> [Exercise details]: For every line in the data below that contains "JSON", copy the line.

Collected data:
— Start —
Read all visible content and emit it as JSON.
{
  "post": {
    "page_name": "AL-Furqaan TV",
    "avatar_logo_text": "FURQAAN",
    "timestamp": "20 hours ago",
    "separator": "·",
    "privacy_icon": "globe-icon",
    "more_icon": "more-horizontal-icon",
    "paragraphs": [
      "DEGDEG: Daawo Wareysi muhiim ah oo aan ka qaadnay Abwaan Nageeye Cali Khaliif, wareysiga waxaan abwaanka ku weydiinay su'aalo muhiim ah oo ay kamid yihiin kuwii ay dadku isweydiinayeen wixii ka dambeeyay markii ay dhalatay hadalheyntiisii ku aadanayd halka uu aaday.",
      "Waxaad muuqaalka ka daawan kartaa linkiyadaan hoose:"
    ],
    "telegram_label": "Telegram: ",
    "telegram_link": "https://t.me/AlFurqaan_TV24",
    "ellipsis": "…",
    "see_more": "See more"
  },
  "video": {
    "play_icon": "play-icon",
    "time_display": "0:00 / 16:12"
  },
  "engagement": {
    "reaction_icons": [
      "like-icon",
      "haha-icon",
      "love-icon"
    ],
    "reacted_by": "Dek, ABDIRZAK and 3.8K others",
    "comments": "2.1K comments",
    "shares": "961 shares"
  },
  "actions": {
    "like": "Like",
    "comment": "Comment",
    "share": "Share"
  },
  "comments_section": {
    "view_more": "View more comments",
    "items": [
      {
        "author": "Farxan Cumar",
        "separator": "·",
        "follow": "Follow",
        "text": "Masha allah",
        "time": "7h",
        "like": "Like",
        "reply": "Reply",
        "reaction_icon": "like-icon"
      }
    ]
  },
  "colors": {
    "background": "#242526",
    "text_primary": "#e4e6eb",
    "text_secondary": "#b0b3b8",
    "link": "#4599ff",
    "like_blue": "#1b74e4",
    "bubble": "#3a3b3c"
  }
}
— End —
— Start —
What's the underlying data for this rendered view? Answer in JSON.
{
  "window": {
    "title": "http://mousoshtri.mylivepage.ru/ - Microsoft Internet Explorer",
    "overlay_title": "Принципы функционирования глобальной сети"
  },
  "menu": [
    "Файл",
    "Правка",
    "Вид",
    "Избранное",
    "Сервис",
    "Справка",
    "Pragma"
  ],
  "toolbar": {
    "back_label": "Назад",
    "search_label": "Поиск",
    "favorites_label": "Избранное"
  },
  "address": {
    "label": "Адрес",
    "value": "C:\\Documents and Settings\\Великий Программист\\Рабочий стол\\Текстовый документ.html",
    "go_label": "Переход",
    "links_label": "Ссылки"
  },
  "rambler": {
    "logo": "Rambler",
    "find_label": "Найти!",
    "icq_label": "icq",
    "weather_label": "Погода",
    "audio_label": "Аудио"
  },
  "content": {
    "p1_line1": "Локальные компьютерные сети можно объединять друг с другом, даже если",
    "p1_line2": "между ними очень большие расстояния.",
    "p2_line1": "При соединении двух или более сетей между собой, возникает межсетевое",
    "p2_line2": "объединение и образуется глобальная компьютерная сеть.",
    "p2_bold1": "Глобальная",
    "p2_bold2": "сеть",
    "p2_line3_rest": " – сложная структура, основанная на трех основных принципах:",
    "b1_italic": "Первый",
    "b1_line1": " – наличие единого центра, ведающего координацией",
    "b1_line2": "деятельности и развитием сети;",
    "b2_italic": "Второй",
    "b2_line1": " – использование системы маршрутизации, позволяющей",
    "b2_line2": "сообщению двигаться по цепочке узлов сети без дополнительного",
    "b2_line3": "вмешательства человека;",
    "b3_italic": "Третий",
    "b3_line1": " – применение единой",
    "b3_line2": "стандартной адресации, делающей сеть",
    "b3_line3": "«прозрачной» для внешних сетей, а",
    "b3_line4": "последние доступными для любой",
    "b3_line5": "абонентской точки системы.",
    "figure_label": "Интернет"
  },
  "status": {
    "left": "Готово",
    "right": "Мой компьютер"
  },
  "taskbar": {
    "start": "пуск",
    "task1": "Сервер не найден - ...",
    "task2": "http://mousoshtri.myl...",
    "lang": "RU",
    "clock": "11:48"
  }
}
— End —
— Start —
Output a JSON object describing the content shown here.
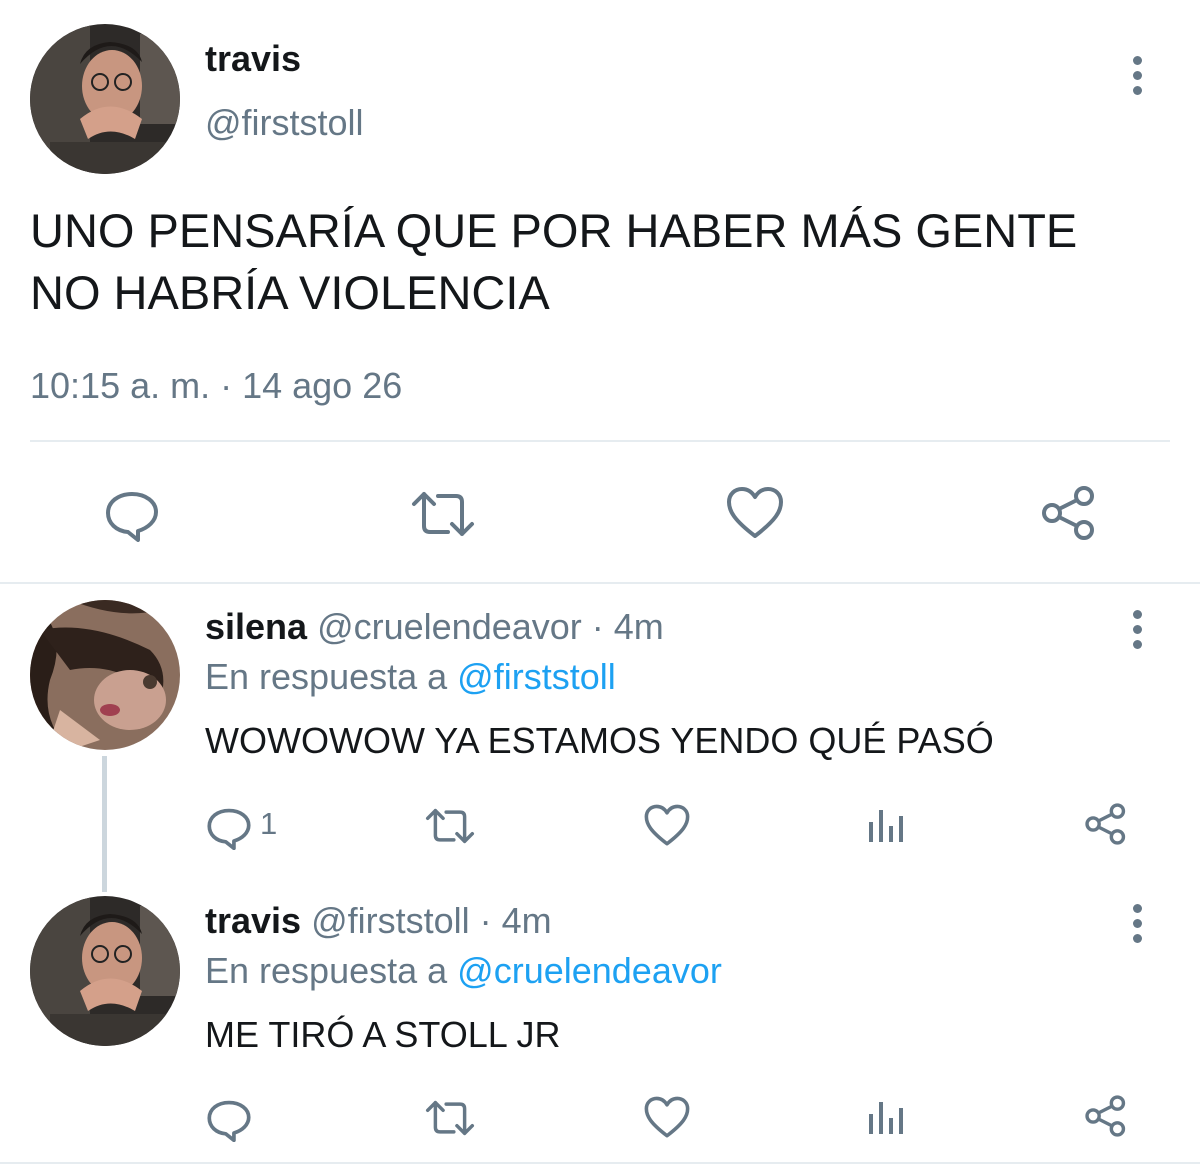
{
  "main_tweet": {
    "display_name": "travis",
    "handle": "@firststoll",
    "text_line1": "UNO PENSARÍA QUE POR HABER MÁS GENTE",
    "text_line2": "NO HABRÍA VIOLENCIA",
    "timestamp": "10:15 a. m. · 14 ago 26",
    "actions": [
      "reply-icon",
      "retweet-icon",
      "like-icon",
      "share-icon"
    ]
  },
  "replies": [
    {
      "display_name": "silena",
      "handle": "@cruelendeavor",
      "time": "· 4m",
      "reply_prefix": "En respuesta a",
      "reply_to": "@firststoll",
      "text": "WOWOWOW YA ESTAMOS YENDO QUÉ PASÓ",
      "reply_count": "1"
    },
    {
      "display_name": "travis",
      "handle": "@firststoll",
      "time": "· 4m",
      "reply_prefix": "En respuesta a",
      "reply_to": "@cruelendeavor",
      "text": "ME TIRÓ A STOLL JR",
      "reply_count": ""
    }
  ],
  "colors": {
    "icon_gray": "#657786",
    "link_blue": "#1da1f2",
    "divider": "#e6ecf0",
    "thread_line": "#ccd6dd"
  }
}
— End —
> [Output]:
Read all visible content and emit it as JSON.
What's the underlying data for this rendered view? Answer in JSON.
Output a JSON object describing the content shown here.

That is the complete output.